→ **What the exercise asks**: Please output the records below in full, exactly as given, but without the images.

→ **Records**:
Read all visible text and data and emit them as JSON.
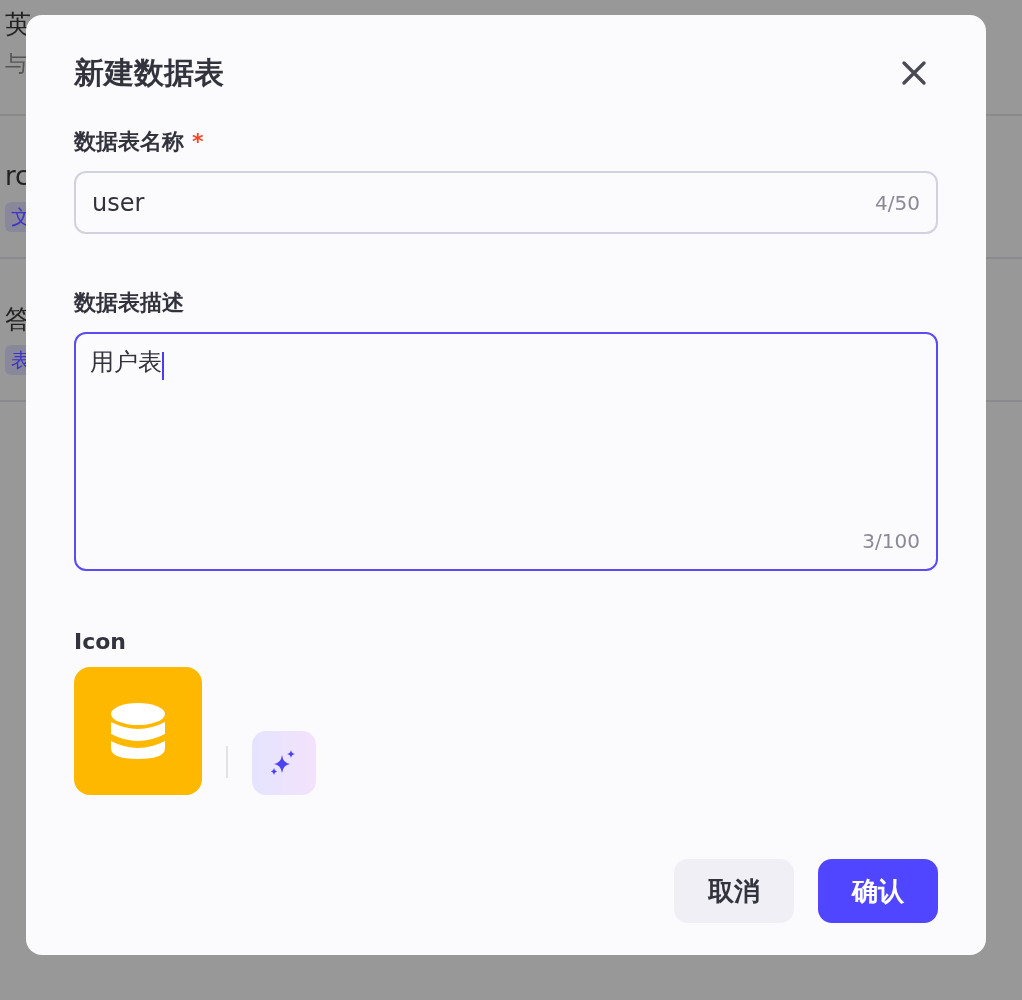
{
  "background_list": {
    "items": [
      {
        "title": "英",
        "subtitle": "与"
      },
      {
        "title": "rc",
        "tag": "文"
      },
      {
        "title": "答",
        "tag": "表"
      }
    ]
  },
  "dialog": {
    "title": "新建数据表",
    "fields": [
      {
        "kind": "input",
        "label": "数据表名称",
        "required_mark": "*",
        "value": "user",
        "counter": "4/50",
        "focused": false
      },
      {
        "kind": "textarea",
        "label": "数据表描述",
        "value": "用户表",
        "counter": "3/100",
        "focused": true
      }
    ],
    "icon_section": {
      "label": "Icon"
    },
    "buttons": [
      {
        "label": "取消",
        "kind": "secondary"
      },
      {
        "label": "确认",
        "kind": "primary"
      }
    ]
  }
}
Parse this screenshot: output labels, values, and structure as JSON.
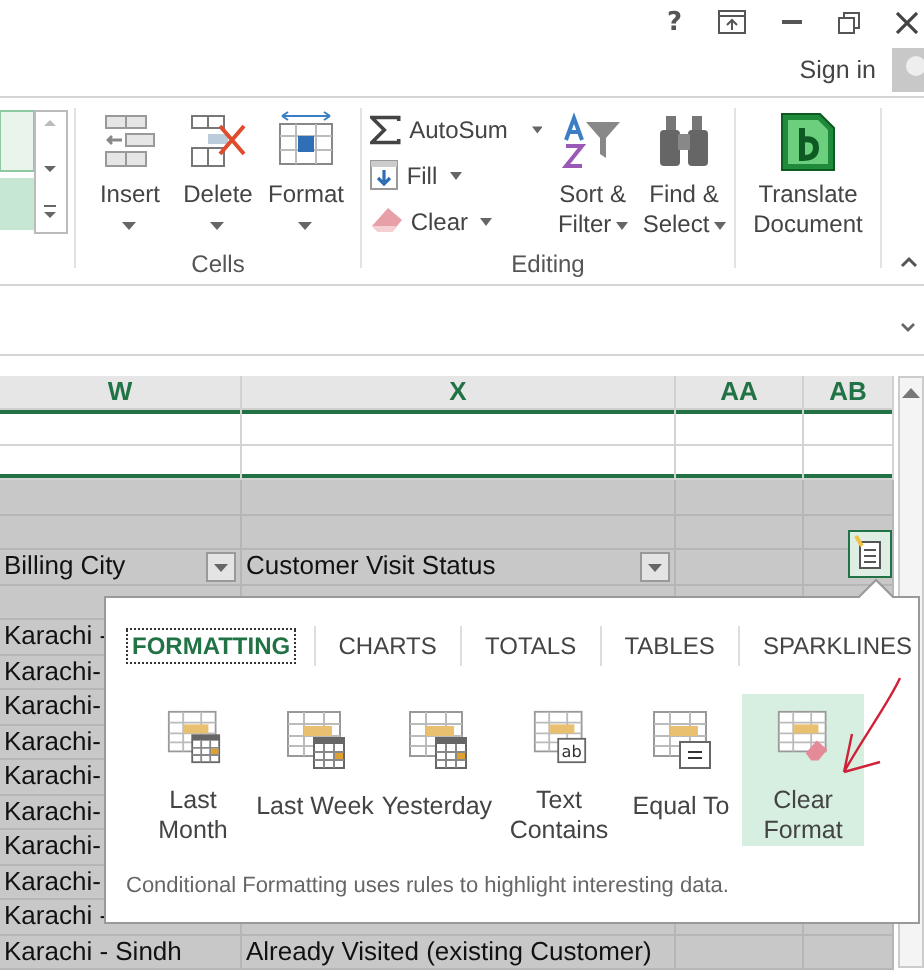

→ **Task answer**:
Read all visible text and data and emit them as JSON.
{
  "background_list": {
    "items": [
      {
        "title": "英",
        "subtitle": "与"
      },
      {
        "title": "rc",
        "tag": "文"
      },
      {
        "title": "答",
        "tag": "表"
      }
    ]
  },
  "dialog": {
    "title": "新建数据表",
    "fields": [
      {
        "kind": "input",
        "label": "数据表名称",
        "required_mark": "*",
        "value": "user",
        "counter": "4/50",
        "focused": false
      },
      {
        "kind": "textarea",
        "label": "数据表描述",
        "value": "用户表",
        "counter": "3/100",
        "focused": true
      }
    ],
    "icon_section": {
      "label": "Icon"
    },
    "buttons": [
      {
        "label": "取消",
        "kind": "secondary"
      },
      {
        "label": "确认",
        "kind": "primary"
      }
    ]
  }
}
Parse this screenshot: output labels, values, and structure as JSON.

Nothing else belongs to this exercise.